En parlant des allers-retours, là est d’ailleurs l’aspect plus lourd de Prey. Avec un level design à la limite de l’obsolète, les quêtes à rallonge s’enchaînent, à tel point qu’au bout de quelques heures de jeu, vous saurez déjà que votre prochaine quête sera fractionnée à la dernière minute en plusieurs autres morceaux. Il faut souvent chercher des cartes d’accès dans Prey, mais le problème est que divers problèmes arrivent toujours, et l’allongement des missions est vite devenu insupportable pour nous. Du Fed Ex assez peu intéressant qui a toutefois le mérite de vous faire traverser des environnements de Talos 1 intriguants, mais qui nous renvoie tout droit à une époque où Resident Evil était largement critiqué pour ses allers-retours que l’on disait devenus has-been.

—————

> [Consigne brève 1]: Recopiez à l’identique le passage des enregistrements qui va de leur toute première ligne jusqu’à celle contenant « text-segment: 12. What », l’une et l’autre comprises.

[Annotations des éléments de mise en page]

—————

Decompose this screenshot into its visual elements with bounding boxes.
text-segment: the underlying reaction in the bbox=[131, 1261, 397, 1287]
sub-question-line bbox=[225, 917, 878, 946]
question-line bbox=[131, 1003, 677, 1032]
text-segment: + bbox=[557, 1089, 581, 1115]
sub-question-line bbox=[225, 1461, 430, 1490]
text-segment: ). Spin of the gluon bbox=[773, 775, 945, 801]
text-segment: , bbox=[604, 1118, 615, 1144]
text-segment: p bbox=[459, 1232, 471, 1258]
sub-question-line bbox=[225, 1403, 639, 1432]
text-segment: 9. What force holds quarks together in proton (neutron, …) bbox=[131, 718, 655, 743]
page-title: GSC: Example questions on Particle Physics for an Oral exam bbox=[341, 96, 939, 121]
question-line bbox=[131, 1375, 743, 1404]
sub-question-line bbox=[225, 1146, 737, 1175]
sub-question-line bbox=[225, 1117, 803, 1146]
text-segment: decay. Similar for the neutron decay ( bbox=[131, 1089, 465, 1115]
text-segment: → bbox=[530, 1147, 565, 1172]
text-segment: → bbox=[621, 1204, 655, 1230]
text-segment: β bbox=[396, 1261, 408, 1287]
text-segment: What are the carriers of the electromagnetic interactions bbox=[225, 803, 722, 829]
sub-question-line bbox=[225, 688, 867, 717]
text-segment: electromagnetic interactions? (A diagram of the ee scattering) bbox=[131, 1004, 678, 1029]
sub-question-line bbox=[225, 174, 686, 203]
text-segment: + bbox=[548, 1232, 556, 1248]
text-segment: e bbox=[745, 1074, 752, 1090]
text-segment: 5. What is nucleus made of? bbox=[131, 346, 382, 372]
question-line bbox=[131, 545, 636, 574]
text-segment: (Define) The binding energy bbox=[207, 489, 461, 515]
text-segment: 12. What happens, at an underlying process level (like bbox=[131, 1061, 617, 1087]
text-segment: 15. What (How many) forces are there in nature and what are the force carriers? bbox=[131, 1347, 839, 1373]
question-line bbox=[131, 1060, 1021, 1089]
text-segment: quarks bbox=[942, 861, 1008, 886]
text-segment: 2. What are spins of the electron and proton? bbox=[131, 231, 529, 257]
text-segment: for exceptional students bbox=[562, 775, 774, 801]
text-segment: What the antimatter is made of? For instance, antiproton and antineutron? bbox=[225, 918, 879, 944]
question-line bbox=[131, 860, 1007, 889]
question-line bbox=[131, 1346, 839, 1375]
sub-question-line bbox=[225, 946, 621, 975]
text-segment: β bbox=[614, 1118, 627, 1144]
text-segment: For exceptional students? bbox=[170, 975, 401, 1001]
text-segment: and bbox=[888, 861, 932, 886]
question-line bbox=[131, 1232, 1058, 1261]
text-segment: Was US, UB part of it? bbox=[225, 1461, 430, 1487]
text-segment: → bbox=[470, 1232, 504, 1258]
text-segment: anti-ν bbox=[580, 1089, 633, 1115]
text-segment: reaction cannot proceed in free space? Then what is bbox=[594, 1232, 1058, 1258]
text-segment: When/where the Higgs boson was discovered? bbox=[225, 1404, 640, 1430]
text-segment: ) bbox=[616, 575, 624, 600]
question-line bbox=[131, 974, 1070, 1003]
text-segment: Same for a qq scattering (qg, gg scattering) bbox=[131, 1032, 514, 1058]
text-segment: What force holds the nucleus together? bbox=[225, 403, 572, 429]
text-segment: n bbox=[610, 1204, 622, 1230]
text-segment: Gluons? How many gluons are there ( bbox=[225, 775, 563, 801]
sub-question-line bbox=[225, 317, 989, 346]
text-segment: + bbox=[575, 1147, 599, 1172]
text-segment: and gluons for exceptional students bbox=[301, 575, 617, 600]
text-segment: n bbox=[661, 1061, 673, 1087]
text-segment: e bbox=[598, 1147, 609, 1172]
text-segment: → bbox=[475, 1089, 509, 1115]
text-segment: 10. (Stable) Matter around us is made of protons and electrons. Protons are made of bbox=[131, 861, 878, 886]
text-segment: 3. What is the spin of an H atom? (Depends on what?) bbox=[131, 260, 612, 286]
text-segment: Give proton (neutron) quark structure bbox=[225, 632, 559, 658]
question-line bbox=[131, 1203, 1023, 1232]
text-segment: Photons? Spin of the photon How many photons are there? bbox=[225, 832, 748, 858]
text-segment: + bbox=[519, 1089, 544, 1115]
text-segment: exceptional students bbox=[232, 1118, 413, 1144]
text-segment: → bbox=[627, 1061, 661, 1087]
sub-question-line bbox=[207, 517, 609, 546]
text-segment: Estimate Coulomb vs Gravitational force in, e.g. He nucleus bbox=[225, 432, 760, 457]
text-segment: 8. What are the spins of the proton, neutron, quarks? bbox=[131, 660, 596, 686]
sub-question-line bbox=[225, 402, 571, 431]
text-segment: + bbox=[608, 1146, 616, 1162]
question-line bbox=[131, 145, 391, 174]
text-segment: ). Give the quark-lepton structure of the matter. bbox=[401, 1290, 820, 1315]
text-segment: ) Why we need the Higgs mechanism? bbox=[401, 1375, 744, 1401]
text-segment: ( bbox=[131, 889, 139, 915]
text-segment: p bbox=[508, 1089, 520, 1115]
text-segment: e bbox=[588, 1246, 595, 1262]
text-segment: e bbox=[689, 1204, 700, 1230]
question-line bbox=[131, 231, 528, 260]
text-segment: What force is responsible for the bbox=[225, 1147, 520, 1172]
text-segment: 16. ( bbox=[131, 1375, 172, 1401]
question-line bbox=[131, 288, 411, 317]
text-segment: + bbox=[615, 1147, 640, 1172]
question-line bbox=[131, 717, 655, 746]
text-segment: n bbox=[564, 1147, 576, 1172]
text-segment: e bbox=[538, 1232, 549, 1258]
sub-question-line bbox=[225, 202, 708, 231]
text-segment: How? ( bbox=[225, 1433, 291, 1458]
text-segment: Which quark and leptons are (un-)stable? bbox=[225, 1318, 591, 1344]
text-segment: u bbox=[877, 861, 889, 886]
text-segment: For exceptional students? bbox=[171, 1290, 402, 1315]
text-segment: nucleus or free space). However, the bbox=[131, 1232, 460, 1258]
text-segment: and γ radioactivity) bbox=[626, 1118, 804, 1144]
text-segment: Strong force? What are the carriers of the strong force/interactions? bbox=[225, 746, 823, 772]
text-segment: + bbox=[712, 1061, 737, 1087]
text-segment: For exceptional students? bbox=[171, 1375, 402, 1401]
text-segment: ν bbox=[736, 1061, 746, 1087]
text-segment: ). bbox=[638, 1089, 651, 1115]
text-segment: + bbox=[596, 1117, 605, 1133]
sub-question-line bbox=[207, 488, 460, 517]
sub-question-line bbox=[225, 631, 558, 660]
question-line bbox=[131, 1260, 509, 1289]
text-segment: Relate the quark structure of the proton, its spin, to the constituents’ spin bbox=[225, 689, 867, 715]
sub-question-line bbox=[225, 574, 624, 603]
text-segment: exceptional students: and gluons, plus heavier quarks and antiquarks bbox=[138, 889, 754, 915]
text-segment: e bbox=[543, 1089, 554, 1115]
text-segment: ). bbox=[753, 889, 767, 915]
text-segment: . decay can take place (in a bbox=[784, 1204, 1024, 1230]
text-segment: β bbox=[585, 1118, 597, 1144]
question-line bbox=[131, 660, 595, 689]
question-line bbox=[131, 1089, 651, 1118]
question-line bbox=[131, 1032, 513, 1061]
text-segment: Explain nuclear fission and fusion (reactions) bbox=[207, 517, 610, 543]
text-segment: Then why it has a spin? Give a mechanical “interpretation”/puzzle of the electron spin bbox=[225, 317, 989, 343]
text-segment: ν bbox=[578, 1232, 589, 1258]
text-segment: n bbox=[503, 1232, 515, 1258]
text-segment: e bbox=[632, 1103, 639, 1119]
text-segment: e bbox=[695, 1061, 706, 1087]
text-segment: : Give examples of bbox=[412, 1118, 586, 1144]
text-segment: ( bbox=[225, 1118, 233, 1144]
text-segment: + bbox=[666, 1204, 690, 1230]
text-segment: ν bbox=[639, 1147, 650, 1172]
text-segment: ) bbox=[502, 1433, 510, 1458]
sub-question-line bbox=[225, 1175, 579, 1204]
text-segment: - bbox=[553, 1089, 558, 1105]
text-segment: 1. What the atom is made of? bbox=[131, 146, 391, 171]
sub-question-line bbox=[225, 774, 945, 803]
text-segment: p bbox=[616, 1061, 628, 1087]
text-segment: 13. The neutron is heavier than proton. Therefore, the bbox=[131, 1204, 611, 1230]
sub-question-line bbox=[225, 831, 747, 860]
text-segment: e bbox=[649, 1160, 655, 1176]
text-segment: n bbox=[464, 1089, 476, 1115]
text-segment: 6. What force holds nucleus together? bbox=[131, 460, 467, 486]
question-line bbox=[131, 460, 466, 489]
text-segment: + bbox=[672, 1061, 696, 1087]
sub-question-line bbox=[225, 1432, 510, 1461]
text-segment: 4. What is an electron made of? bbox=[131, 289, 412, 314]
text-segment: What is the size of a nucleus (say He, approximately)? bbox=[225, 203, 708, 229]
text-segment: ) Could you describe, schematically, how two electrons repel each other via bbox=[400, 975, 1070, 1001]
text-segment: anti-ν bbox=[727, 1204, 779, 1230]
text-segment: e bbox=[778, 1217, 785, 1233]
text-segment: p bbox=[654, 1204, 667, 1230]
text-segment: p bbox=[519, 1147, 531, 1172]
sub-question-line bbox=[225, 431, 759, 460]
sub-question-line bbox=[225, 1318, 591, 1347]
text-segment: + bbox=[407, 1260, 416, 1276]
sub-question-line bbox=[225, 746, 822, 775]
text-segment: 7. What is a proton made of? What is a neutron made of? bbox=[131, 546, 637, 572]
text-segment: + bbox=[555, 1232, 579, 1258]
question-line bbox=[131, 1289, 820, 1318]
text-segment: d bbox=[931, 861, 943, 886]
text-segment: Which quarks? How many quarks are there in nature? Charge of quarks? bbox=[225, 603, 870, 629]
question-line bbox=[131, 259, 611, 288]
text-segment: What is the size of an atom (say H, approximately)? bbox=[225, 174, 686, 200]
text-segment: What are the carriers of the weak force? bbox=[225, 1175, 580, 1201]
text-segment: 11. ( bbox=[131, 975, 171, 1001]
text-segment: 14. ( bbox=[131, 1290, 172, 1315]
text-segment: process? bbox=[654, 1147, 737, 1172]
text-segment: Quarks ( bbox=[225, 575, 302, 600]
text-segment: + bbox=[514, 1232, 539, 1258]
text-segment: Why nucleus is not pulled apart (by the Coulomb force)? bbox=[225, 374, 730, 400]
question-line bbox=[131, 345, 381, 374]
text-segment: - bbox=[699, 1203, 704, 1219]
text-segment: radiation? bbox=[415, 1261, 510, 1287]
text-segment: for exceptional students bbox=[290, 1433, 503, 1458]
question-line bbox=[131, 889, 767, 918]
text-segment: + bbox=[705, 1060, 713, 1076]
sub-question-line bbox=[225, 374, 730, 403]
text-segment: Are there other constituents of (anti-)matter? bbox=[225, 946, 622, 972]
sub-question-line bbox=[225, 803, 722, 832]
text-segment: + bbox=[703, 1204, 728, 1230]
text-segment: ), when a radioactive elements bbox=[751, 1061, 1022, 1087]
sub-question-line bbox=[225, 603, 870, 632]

—————

> [Consigne brève 2]: Poursuivez le passage critique consacré au jeu Prey en reprenant après sa dernière phrase.

> [Résultat de l’exercice 1]:
Decompose this screenshot into its visual elements with bounding boxes.
text-segment: the underlying reaction in the bbox=[131, 1261, 397, 1287]
sub-question-line bbox=[225, 917, 878, 946]
question-line bbox=[131, 1003, 677, 1032]
text-segment: + bbox=[557, 1089, 581, 1115]
sub-question-line bbox=[225, 1461, 430, 1490]
text-segment: ). Spin of the gluon bbox=[773, 775, 945, 801]
text-segment: , bbox=[604, 1118, 615, 1144]
text-segment: p bbox=[459, 1232, 471, 1258]
sub-question-line bbox=[225, 1403, 639, 1432]
text-segment: 9. What force holds quarks together in proton (neutron, …) bbox=[131, 718, 655, 743]
page-title: GSC: Example questions on Particle Physics for an Oral exam bbox=[341, 96, 939, 121]
question-line bbox=[131, 1375, 743, 1404]
sub-question-line bbox=[225, 1146, 737, 1175]
sub-question-line bbox=[225, 1117, 803, 1146]
text-segment: decay. Similar for the neutron decay ( bbox=[131, 1089, 465, 1115]
text-segment: → bbox=[530, 1147, 565, 1172]
text-segment: → bbox=[621, 1204, 655, 1230]
text-segment: β bbox=[396, 1261, 408, 1287]
text-segment: What are the carriers of the electromagnetic interactions bbox=[225, 803, 722, 829]
sub-question-line bbox=[225, 688, 867, 717]
text-segment: electromagnetic interactions? (A diagram of the ee scattering) bbox=[131, 1004, 678, 1029]
sub-question-line bbox=[225, 174, 686, 203]
text-segment: + bbox=[548, 1232, 556, 1248]
text-segment: e bbox=[745, 1074, 752, 1090]
text-segment: 5. What is nucleus made of? bbox=[131, 346, 382, 372]
question-line bbox=[131, 545, 636, 574]
text-segment: (Define) The binding energy bbox=[207, 489, 461, 515]
text-segment: 12. What happens, at an underlying process level (like bbox=[131, 1061, 617, 1087]

> [Résultat de l’exercice 2]:
Et côté gameplay ? Là encore, difficile de trouver des bons points à ce Prey version console tant la maniabilité est source d’irritation. Vous avez déjà joué à Half-Life sur Dreamcast ou à tout autre FPS sur une manette ne proposant qu’un seul stick analogique après avoir goûté aux joies du double stick ? C’est curieusement cette sensation qui s’est emparée de nous en jouant à Prey sur PS4. Une latence curieuse est présente dans les déplacements, et la visée est ultra compliquée à mettre en place. Nous ne sommes pas des rois de la gâchette avec les FPS consoles, mais Prey est de loin l’expérience la plus frustrante que nous ayons faite sur PS4.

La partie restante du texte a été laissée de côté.